*STATED EXERCISE 1*
Could you write out the part of the album passage between "Alternative covers" and "other DTH songs.", inclusive?

*GIVEN PASSAGE*

%%

Studio album by Die Toten Hosen
- Released: 1994 16 May 1994 (UK import) 20 June 1995 (US import) 2007 (jubilee edition)
- Genre: Punk rock, melodic hardcore
- Length: 58:39 78:09 (re-release)
- Label: ToT Virgin Records
- Producer: Jon Caffery & Die Toten Hosen

Die Toten Hosen chronology
| Put Your Money Where Your Mouth Is (1994) | Love, Peace & Money 愛、平和、そして金 (1994) | Musik war ihr Hobby (1995) |

Alternative covers
- UK import cover

Alternative cover
- USA import cover

= Love, Peace & Money =

Love, Peace & Money (also Love Peace & Money; Japanese 愛、平和、そして金) is the first English-language album by the German punk band Die Toten Hosen (ディ・トーテン・ホーゼン ["di tōten hōzen"] in katakana; DTH), not counting the cover album Learning English, Lesson One. It was intended for the Japanese market. Most of the songs are just English versions of other DTH songs.

%%

*RECORD LIST*
%%

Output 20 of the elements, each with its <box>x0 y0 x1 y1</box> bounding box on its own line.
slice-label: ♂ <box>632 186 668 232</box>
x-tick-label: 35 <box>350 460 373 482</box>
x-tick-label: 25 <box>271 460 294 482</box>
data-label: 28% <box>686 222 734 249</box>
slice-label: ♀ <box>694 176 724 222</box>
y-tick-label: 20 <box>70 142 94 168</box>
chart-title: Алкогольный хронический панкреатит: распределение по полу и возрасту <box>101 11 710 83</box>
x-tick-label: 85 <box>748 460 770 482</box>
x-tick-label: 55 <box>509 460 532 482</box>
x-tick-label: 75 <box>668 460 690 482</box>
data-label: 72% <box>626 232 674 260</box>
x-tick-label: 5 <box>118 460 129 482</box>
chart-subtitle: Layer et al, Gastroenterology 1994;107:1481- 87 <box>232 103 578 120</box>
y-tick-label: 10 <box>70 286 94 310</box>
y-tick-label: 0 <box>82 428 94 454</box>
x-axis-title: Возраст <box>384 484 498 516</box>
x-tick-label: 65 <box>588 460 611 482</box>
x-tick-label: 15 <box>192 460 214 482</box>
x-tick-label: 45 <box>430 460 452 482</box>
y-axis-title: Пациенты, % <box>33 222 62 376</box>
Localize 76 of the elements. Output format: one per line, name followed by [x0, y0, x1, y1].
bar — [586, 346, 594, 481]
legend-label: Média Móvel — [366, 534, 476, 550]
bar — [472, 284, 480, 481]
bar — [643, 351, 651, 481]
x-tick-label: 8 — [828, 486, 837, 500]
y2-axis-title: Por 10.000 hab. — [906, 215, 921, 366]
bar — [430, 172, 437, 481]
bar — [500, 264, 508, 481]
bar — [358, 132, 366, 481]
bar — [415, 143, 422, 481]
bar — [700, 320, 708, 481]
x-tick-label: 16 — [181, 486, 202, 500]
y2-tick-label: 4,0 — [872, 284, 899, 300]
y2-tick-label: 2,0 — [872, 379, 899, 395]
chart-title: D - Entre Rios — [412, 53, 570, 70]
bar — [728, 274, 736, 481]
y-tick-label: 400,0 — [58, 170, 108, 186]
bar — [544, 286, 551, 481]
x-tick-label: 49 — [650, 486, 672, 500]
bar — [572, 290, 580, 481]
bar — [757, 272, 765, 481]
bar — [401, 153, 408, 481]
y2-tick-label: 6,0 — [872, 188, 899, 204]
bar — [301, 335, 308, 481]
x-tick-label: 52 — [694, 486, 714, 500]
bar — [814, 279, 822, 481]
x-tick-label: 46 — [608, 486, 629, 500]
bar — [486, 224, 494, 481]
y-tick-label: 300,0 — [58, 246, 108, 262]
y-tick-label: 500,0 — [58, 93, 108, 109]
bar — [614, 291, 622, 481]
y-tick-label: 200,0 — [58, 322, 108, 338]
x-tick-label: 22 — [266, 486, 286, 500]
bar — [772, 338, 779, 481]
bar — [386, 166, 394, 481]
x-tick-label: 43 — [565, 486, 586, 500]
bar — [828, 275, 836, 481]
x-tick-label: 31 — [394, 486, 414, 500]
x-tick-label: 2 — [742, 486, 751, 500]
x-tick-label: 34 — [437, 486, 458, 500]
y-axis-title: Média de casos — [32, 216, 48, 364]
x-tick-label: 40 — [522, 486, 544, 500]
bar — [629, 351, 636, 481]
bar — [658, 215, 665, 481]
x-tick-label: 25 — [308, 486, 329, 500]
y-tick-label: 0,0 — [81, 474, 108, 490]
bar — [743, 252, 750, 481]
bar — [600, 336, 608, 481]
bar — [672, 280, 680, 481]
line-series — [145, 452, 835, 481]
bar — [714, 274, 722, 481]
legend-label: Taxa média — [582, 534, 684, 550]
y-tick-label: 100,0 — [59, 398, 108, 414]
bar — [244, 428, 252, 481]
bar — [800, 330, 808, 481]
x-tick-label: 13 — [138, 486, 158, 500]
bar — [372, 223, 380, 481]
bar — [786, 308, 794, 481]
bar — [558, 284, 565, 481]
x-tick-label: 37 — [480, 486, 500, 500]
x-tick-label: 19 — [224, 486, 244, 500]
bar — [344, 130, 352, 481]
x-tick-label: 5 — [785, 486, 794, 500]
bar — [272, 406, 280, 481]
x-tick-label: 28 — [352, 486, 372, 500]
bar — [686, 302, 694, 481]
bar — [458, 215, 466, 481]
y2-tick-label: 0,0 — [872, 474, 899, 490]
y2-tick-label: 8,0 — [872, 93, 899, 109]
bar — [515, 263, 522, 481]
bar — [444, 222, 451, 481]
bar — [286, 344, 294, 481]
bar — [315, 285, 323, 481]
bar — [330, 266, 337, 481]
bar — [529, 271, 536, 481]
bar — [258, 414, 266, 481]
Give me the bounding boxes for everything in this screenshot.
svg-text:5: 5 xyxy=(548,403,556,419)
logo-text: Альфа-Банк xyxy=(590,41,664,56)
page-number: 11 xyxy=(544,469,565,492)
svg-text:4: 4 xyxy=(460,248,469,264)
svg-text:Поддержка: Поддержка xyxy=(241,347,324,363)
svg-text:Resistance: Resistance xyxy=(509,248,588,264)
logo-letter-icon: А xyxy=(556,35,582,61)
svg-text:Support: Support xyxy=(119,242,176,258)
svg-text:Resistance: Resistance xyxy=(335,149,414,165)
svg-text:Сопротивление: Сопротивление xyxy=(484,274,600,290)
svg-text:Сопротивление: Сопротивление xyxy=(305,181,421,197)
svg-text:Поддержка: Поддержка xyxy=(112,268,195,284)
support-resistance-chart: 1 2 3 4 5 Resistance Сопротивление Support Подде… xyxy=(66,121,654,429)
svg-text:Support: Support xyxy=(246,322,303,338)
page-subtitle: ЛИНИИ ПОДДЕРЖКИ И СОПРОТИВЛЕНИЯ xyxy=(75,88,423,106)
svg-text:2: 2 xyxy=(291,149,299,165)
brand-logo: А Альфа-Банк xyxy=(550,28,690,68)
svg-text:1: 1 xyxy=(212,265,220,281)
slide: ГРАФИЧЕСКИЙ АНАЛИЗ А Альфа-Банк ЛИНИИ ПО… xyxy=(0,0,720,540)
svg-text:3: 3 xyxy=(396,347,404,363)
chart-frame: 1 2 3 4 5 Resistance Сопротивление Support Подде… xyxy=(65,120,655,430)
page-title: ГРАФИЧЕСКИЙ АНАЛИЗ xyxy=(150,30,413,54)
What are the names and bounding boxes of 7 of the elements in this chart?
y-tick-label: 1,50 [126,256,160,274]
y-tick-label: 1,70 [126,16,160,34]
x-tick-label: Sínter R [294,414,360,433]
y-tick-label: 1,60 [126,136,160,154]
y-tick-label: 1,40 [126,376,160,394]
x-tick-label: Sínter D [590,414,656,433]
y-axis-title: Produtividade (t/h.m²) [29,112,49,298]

%%

*STATED EXERCISE 2*
Can you give again the entries from their first line through the line holding "bar — [728, 274, 736, 481]", both ends included?

*PROBLEM SOLUTION 1*
Alternative covers
- UK import cover

Alternative cover
- USA import cover

= Love, Peace & Money =

Love, Peace & Money (also Love Peace & Money; Japanese 愛、平和、そして金) is the first English-language album by the German punk band Die Toten Hosen (ディ・トーテン・ホーゼン ["di tōten hōzen"] in katakana; DTH), not counting the cover album Learning English, Lesson One. It was intended for the Japanese market. Most of the songs are just English versions of other DTH songs.

*PROBLEM SOLUTION 2*
Output 20 of the elements, each with its <box>x0 y0 x1 y1</box> bounding box on its own line.
slice-label: ♂ <box>632 186 668 232</box>
x-tick-label: 35 <box>350 460 373 482</box>
x-tick-label: 25 <box>271 460 294 482</box>
data-label: 28% <box>686 222 734 249</box>
slice-label: ♀ <box>694 176 724 222</box>
y-tick-label: 20 <box>70 142 94 168</box>
chart-title: Алкогольный хронический панкреатит: распределение по полу и возрасту <box>101 11 710 83</box>
x-tick-label: 85 <box>748 460 770 482</box>
x-tick-label: 55 <box>509 460 532 482</box>
x-tick-label: 75 <box>668 460 690 482</box>
data-label: 72% <box>626 232 674 260</box>
x-tick-label: 5 <box>118 460 129 482</box>
chart-subtitle: Layer et al, Gastroenterology 1994;107:1481- 87 <box>232 103 578 120</box>
y-tick-label: 10 <box>70 286 94 310</box>
y-tick-label: 0 <box>82 428 94 454</box>
x-axis-title: Возраст <box>384 484 498 516</box>
x-tick-label: 65 <box>588 460 611 482</box>
x-tick-label: 15 <box>192 460 214 482</box>
x-tick-label: 45 <box>430 460 452 482</box>
y-axis-title: Пациенты, % <box>33 222 62 376</box>
Localize 76 of the elements. Output format: one per line, name followed by [x0, y0, x1, y1].
bar — [586, 346, 594, 481]
legend-label: Média Móvel — [366, 534, 476, 550]
bar — [472, 284, 480, 481]
bar — [643, 351, 651, 481]
x-tick-label: 8 — [828, 486, 837, 500]
y2-axis-title: Por 10.000 hab. — [906, 215, 921, 366]
bar — [430, 172, 437, 481]
bar — [500, 264, 508, 481]
bar — [358, 132, 366, 481]
bar — [415, 143, 422, 481]
bar — [700, 320, 708, 481]
x-tick-label: 16 — [181, 486, 202, 500]
y2-tick-label: 4,0 — [872, 284, 899, 300]
y2-tick-label: 2,0 — [872, 379, 899, 395]
chart-title: D - Entre Rios — [412, 53, 570, 70]
bar — [728, 274, 736, 481]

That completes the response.